Directions for this task:
Go through the listing and write out all of it exactly.
▶
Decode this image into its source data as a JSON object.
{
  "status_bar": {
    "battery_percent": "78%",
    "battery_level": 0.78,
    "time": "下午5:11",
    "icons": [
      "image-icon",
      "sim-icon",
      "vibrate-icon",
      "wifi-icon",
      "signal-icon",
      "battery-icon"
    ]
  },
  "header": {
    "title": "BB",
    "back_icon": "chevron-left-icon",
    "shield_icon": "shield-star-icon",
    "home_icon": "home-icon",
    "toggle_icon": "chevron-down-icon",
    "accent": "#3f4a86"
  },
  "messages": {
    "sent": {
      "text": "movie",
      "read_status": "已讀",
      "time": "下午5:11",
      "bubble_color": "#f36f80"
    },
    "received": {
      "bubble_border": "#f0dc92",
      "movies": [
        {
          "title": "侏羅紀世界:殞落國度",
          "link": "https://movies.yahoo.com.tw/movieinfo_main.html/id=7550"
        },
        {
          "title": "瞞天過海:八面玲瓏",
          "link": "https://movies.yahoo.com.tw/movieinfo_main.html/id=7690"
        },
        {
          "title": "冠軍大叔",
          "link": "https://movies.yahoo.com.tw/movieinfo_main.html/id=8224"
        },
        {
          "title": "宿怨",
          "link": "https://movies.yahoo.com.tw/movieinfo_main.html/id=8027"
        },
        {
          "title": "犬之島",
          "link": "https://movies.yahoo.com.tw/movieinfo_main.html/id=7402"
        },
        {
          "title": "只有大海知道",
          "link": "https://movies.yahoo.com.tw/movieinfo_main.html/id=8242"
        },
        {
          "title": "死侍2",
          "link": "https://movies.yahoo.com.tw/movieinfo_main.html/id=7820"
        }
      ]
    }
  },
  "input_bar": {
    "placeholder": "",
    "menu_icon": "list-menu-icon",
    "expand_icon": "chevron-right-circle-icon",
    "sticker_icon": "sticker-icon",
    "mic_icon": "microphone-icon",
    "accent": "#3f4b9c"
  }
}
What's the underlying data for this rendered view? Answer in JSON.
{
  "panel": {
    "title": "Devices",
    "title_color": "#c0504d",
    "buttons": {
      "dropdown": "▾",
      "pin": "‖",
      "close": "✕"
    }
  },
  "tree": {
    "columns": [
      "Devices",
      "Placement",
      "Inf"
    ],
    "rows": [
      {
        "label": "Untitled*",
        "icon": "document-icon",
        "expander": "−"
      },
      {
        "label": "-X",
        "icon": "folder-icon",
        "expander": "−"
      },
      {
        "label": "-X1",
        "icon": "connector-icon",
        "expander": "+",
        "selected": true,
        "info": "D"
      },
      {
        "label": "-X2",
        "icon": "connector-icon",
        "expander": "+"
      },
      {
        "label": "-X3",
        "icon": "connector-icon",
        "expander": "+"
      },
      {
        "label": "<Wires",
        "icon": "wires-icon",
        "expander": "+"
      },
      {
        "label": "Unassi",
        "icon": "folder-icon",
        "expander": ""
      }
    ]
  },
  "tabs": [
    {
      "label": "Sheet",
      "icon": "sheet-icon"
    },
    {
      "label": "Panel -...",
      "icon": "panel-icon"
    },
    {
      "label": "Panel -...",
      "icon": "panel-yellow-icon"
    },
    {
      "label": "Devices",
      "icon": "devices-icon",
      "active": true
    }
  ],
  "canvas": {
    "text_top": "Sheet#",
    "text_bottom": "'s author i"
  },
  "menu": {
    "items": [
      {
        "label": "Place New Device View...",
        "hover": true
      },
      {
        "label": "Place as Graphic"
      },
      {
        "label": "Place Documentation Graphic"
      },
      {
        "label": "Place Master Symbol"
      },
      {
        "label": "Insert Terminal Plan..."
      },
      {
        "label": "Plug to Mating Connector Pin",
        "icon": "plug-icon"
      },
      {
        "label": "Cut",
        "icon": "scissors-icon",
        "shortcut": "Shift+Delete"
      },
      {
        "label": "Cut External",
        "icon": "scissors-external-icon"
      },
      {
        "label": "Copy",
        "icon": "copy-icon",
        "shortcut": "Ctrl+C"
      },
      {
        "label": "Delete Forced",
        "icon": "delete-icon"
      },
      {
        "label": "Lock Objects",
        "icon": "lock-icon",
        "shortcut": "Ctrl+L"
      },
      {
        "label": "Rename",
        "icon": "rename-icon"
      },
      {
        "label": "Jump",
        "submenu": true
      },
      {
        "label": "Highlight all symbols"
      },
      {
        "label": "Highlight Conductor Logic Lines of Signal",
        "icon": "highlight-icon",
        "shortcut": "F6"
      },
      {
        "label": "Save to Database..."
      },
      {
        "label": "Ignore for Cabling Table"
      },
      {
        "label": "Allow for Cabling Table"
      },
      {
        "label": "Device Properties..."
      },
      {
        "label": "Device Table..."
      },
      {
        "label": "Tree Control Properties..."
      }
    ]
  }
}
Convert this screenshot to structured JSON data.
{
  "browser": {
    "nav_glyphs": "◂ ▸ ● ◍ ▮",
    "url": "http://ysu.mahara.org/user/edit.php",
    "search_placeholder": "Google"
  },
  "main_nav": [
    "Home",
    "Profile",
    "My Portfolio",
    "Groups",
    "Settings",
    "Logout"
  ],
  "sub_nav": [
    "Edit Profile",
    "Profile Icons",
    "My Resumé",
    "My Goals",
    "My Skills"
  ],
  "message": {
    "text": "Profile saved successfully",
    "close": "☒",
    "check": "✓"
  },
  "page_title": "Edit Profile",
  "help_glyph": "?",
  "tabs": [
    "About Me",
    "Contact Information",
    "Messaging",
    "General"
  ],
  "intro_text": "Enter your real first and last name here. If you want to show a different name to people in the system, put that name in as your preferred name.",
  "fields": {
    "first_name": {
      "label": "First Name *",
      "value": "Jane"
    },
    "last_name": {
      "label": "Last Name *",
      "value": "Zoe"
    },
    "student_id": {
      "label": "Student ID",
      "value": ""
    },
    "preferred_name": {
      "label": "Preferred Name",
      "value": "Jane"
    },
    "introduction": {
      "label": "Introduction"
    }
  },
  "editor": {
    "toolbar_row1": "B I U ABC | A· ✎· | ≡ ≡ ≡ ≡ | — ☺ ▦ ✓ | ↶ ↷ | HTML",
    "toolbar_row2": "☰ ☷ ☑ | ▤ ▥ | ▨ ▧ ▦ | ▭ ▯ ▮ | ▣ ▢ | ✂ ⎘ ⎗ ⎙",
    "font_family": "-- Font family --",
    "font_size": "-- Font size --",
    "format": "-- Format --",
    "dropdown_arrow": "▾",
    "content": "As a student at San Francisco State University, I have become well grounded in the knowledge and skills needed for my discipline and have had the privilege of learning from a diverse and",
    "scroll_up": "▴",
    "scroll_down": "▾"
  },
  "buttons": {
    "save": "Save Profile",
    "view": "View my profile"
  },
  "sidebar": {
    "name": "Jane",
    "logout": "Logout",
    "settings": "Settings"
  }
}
◀
Finished answer:
Decode this image into its source data as a JSON object.
{
  "status_bar": {
    "battery_percent": "78%",
    "battery_level": 0.78,
    "time": "下午5:11",
    "icons": [
      "image-icon",
      "sim-icon",
      "vibrate-icon",
      "wifi-icon",
      "signal-icon",
      "battery-icon"
    ]
  },
  "header": {
    "title": "BB",
    "back_icon": "chevron-left-icon",
    "shield_icon": "shield-star-icon",
    "home_icon": "home-icon",
    "toggle_icon": "chevron-down-icon",
    "accent": "#3f4a86"
  },
  "messages": {
    "sent": {
      "text": "movie",
      "read_status": "已讀",
      "time": "下午5:11",
      "bubble_color": "#f36f80"
    },
    "received": {
      "bubble_border": "#f0dc92",
      "movies": [
        {
          "title": "侏羅紀世界:殞落國度",
          "link": "https://movies.yahoo.com.tw/movieinfo_main.html/id=7550"
        },
        {
          "title": "瞞天過海:八面玲瓏",
          "link": "https://movies.yahoo.com.tw/movieinfo_main.html/id=7690"
        },
        {
          "title": "冠軍大叔",
          "link": "https://movies.yahoo.com.tw/movieinfo_main.html/id=8224"
        },
        {
          "title": "宿怨",
          "link": "https://movies.yahoo.com.tw/movieinfo_main.html/id=8027"
        },
        {
          "title": "犬之島",
          "link": "https://movies.yahoo.com.tw/movieinfo_main.html/id=7402"
        },
        {
          "title": "只有大海知道",
          "link": "https://movies.yahoo.com.tw/movieinfo_main.html/id=8242"
        },
        {
          "title": "死侍2",
          "link": "https://movies.yahoo.com.tw/movieinfo_main.html/id=7820"
        }
      ]
    }
  },
  "input_bar": {
    "placeholder": "",
    "menu_icon": "list-menu-icon",
    "expand_icon": "chevron-right-circle-icon",
    "sticker_icon": "sticker-icon",
    "mic_icon": "microphone-icon",
    "accent": "#3f4b9c"
  }
}
What's the underlying data for this rendered view? Answer in JSON.
{
  "panel": {
    "title": "Devices",
    "title_color": "#c0504d",
    "buttons": {
      "dropdown": "▾",
      "pin": "‖",
      "close": "✕"
    }
  },
  "tree": {
    "columns": [
      "Devices",
      "Placement",
      "Inf"
    ],
    "rows": [
      {
        "label": "Untitled*",
        "icon": "document-icon",
        "expander": "−"
      },
      {
        "label": "-X",
        "icon": "folder-icon",
        "expander": "−"
      },
      {
        "label": "-X1",
        "icon": "connector-icon",
        "expander": "+",
        "selected": true,
        "info": "D"
      },
      {
        "label": "-X2",
        "icon": "connector-icon",
        "expander": "+"
      },
      {
        "label": "-X3",
        "icon": "connector-icon",
        "expander": "+"
      },
      {
        "label": "<Wires",
        "icon": "wires-icon",
        "expander": "+"
      },
      {
        "label": "Unassi",
        "icon": "folder-icon",
        "expander": ""
      }
    ]
  },
  "tabs": [
    {
      "label": "Sheet",
      "icon": "sheet-icon"
    },
    {
      "label": "Panel -...",
      "icon": "panel-icon"
    },
    {
      "label": "Panel -...",
      "icon": "panel-yellow-icon"
    },
    {
      "label": "Devices",
      "icon": "devices-icon",
      "active": true
    }
  ],
  "canvas": {
    "text_top": "Sheet#",
    "text_bottom": "'s author i"
  },
  "menu": {
    "items": [
      {
        "label": "Place New Device View...",
        "hover": true
      },
      {
        "label": "Place as Graphic"
      },
      {
        "label": "Place Documentation Graphic"
      },
      {
        "label": "Place Master Symbol"
      },
      {
        "label": "Insert Terminal Plan..."
      },
      {
        "label": "Plug to Mating Connector Pin",
        "icon": "plug-icon"
      },
      {
        "label": "Cut",
        "icon": "scissors-icon",
        "shortcut": "Shift+Delete"
      },
      {
        "label": "Cut External",
        "icon": "scissors-external-icon"
      },
      {
        "label": "Copy",
        "icon": "copy-icon",
        "shortcut": "Ctrl+C"
      },
      {
        "label": "Delete Forced",
        "icon": "delete-icon"
      },
      {
        "label": "Lock Objects",
        "icon": "lock-icon",
        "shortcut": "Ctrl+L"
      },
      {
        "label": "Rename",
        "icon": "rename-icon"
      },
      {
        "label": "Jump",
        "submenu": true
      },
      {
        "label": "Highlight all symbols"
      },
      {
        "label": "Highlight Conductor Logic Lines of Signal",
        "icon": "highlight-icon",
        "shortcut": "F6"
      },
      {
        "label": "Save to Database..."
      },
      {
        "label": "Ignore for Cabling Table"
      },
      {
        "label": "Allow for Cabling Table"
      },
      {
        "label": "Device Properties..."
      },
      {
        "label": "Device Table..."
      },
      {
        "label": "Tree Control Properties..."
      }
    ]
  }
}
Convert this screenshot to structured JSON data.
{
  "browser": {
    "nav_glyphs": "◂ ▸ ● ◍ ▮",
    "url": "http://ysu.mahara.org/user/edit.php",
    "search_placeholder": "Google"
  },
  "main_nav": [
    "Home",
    "Profile",
    "My Portfolio",
    "Groups",
    "Settings",
    "Logout"
  ],
  "sub_nav": [
    "Edit Profile",
    "Profile Icons",
    "My Resumé",
    "My Goals",
    "My Skills"
  ],
  "message": {
    "text": "Profile saved successfully",
    "close": "☒",
    "check": "✓"
  },
  "page_title": "Edit Profile",
  "help_glyph": "?",
  "tabs": [
    "About Me",
    "Contact Information",
    "Messaging",
    "General"
  ],
  "intro_text": "Enter your real first and last name here. If you want to show a different name to people in the system, put that name in as your preferred name.",
  "fields": {
    "first_name": {
      "label": "First Name *",
      "value": "Jane"
    },
    "last_name": {
      "label": "Last Name *",
      "value": "Zoe"
    },
    "student_id": {
      "label": "Student ID",
      "value": ""
    },
    "preferred_name": {
      "label": "Preferred Name",
      "value": "Jane"
    },
    "introduction": {
      "label": "Introduction"
    }
  },
  "editor": {
    "toolbar_row1": "B I U ABC | A· ✎· | ≡ ≡ ≡ ≡ | — ☺ ▦ ✓ | ↶ ↷ | HTML",
    "toolbar_row2": "☰ ☷ ☑ | ▤ ▥ | ▨ ▧ ▦ | ▭ ▯ ▮ | ▣ ▢ | ✂ ⎘ ⎗ ⎙",
    "font_family": "-- Font family --",
    "font_size": "-- Font size --",
    "format": "-- Format --",
    "dropdown_arrow": "▾",
    "content": "As a student at San Francisco State University, I have become well grounded in the knowledge and skills needed for my discipline and have had the privilege of learning from a diverse and",
    "scroll_up": "▴",
    "scroll_down": "▾"
  },
  "buttons": {
    "save": "Save Profile",
    "view": "View my profile"
  },
  "sidebar": {
    "name": "Jane",
    "logout": "Logout",
    "settings": "Settings"
  }
}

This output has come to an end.